• Problem to solve
Check each line of the listing, and copy it if it contains the word "주행거리".

↓

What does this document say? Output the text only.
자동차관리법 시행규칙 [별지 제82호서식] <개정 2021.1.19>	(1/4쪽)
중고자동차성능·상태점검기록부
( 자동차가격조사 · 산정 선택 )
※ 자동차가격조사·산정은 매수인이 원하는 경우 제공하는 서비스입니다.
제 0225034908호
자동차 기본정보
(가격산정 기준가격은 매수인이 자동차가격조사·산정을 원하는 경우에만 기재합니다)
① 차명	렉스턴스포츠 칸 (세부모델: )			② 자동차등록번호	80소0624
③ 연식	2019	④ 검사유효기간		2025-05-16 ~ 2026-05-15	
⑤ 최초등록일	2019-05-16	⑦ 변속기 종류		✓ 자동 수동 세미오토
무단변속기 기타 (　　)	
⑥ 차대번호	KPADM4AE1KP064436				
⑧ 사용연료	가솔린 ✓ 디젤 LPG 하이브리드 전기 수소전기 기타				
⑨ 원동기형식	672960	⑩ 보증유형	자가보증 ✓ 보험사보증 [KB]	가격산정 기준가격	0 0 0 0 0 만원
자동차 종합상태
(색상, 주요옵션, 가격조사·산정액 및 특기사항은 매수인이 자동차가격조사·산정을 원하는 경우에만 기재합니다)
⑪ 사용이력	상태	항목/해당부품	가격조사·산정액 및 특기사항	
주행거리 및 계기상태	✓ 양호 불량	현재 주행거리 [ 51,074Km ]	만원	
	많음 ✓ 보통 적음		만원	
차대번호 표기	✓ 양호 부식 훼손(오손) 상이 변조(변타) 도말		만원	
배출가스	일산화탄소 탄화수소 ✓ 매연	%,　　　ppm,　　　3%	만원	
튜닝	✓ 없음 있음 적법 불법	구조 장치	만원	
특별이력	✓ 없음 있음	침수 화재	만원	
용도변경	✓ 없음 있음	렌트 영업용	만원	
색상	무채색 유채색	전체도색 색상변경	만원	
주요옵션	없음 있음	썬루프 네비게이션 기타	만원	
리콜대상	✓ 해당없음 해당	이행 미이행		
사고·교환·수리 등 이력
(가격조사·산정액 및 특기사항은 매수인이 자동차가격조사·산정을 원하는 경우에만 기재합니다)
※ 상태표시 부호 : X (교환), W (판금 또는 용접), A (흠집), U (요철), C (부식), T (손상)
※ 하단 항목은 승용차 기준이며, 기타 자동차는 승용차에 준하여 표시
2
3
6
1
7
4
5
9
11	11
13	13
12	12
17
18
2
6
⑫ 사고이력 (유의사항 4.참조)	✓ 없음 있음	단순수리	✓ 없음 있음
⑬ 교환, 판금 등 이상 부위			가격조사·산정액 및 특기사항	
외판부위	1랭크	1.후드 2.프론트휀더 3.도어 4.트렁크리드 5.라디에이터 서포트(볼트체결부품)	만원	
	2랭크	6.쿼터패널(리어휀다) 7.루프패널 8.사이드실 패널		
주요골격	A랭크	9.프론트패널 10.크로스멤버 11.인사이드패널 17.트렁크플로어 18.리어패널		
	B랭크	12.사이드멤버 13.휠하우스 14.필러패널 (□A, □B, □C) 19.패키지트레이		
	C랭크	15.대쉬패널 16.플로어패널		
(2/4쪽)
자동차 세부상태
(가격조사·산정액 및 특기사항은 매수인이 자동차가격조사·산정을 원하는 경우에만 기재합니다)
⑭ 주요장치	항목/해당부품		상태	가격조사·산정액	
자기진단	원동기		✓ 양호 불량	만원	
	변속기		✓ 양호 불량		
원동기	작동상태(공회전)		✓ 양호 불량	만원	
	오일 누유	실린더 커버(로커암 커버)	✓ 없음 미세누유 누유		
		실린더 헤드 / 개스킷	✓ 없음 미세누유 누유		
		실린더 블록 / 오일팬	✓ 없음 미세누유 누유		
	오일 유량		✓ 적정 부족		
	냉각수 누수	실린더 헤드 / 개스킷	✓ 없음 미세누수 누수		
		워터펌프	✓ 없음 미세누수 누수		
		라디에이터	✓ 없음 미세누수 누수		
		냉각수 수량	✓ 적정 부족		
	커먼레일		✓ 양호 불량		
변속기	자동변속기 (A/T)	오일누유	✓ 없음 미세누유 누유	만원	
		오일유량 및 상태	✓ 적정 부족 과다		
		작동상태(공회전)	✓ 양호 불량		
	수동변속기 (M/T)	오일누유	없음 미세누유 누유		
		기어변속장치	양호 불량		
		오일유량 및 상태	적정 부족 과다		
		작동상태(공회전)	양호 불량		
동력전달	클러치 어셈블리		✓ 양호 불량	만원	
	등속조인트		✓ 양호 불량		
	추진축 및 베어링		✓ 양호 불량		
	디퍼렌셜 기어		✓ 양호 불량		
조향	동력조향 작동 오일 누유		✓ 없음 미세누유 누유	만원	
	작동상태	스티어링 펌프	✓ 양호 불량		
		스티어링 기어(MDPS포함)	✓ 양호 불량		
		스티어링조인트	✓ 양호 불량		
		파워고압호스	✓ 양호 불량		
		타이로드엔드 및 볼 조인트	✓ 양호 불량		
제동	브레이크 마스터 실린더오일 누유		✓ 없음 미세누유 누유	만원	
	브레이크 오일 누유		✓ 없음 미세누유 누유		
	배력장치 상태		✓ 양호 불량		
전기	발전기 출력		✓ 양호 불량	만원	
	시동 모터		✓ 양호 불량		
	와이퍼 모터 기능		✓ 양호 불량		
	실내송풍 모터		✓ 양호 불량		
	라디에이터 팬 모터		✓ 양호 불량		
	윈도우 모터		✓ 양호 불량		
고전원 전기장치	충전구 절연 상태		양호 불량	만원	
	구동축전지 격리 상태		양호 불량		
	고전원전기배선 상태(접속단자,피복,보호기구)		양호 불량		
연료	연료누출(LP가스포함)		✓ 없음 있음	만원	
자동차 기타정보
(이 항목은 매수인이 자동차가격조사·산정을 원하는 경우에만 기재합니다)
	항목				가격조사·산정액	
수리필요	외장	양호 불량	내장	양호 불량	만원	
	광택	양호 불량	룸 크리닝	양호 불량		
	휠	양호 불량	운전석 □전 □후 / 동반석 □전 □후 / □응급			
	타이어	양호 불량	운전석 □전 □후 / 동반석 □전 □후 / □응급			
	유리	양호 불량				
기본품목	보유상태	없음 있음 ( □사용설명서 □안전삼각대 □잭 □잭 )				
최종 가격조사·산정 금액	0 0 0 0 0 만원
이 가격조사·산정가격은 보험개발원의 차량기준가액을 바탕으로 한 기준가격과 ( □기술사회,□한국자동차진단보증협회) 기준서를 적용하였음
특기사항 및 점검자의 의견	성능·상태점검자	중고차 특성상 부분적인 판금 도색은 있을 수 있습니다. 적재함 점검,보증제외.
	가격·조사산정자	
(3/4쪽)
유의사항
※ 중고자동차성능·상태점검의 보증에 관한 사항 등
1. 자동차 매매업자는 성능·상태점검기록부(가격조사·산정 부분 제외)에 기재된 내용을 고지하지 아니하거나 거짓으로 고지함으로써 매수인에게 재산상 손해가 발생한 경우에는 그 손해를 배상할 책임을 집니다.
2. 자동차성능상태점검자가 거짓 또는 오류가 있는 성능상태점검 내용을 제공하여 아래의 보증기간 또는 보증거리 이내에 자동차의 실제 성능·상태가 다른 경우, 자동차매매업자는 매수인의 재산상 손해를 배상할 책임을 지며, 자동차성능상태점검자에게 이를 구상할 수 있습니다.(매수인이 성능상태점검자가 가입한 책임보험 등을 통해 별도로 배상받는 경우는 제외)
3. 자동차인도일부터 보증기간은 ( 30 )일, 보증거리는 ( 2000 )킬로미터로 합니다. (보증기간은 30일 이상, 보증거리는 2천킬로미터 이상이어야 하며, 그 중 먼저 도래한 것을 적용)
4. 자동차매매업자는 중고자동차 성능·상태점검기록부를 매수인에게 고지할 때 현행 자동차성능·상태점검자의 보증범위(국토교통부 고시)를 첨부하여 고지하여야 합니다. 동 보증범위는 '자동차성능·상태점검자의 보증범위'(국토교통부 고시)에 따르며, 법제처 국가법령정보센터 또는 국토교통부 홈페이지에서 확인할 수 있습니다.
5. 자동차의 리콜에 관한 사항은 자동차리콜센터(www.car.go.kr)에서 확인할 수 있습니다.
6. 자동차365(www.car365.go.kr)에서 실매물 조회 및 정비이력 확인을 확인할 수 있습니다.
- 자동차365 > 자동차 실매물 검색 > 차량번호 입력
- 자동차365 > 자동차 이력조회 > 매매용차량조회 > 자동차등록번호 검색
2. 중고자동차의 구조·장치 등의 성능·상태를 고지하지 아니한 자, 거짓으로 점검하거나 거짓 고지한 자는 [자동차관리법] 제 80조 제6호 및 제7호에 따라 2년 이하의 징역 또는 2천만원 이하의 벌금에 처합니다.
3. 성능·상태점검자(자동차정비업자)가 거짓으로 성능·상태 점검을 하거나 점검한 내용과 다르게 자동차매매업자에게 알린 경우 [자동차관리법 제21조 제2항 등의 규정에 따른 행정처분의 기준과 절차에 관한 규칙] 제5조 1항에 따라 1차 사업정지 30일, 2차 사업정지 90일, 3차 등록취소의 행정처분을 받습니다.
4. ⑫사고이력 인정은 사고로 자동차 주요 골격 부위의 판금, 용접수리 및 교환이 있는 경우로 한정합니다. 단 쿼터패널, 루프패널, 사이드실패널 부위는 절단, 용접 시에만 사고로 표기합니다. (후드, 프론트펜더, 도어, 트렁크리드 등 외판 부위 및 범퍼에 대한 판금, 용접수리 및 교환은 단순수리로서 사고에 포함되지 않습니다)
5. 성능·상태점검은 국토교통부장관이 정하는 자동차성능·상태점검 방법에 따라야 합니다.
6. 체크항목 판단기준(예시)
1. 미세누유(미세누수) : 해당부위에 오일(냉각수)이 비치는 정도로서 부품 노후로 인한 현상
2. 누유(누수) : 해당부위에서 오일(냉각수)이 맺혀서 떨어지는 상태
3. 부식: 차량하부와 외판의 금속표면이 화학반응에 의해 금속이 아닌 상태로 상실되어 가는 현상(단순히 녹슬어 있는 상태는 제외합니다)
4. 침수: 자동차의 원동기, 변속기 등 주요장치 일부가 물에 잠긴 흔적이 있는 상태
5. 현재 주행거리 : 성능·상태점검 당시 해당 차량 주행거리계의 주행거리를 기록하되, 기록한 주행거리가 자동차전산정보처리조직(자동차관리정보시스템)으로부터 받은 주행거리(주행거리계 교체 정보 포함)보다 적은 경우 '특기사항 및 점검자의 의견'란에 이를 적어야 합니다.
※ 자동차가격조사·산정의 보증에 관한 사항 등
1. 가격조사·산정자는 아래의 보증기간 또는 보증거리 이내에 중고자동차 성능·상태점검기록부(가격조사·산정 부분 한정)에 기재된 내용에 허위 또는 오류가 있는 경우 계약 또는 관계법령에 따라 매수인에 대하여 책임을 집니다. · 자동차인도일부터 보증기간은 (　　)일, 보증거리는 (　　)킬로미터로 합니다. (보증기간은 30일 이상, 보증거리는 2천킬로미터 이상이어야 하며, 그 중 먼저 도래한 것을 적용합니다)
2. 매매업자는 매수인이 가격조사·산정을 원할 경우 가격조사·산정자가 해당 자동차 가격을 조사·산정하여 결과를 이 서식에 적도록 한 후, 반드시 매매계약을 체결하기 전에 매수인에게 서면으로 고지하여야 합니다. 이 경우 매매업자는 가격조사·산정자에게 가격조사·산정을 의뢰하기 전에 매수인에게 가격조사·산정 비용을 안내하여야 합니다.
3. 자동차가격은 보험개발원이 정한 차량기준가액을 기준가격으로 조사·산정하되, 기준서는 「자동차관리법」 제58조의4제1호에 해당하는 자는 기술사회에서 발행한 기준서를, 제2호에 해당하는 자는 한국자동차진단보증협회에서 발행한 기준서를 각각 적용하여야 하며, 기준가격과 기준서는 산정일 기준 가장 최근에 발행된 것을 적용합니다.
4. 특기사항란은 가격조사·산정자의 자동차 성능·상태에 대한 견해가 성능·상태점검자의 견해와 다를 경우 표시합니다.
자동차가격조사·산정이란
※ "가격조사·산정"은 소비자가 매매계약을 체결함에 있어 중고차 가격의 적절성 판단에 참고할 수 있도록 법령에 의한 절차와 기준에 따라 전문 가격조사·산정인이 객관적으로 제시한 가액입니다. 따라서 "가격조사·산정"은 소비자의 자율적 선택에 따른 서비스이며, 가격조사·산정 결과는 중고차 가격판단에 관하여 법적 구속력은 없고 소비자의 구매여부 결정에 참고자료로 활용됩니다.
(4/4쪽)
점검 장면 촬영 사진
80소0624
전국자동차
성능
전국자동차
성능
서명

↑

• Result below
주행거리 및 계기상태	✓ 양호 불량	현재 주행거리 [ 51,074Km ]	만원	
5. 현재 주행거리 : 성능·상태점검 당시 해당 차량 주행거리계의 주행거리를 기록하되, 기록한 주행거리가 자동차전산정보처리조직(자동차관리정보시스템)으로부터 받은 주행거리(주행거리계 교체 정보 포함)보다 적은 경우 '특기사항 및 점검자의 의견'란에 이를 적어야 합니다.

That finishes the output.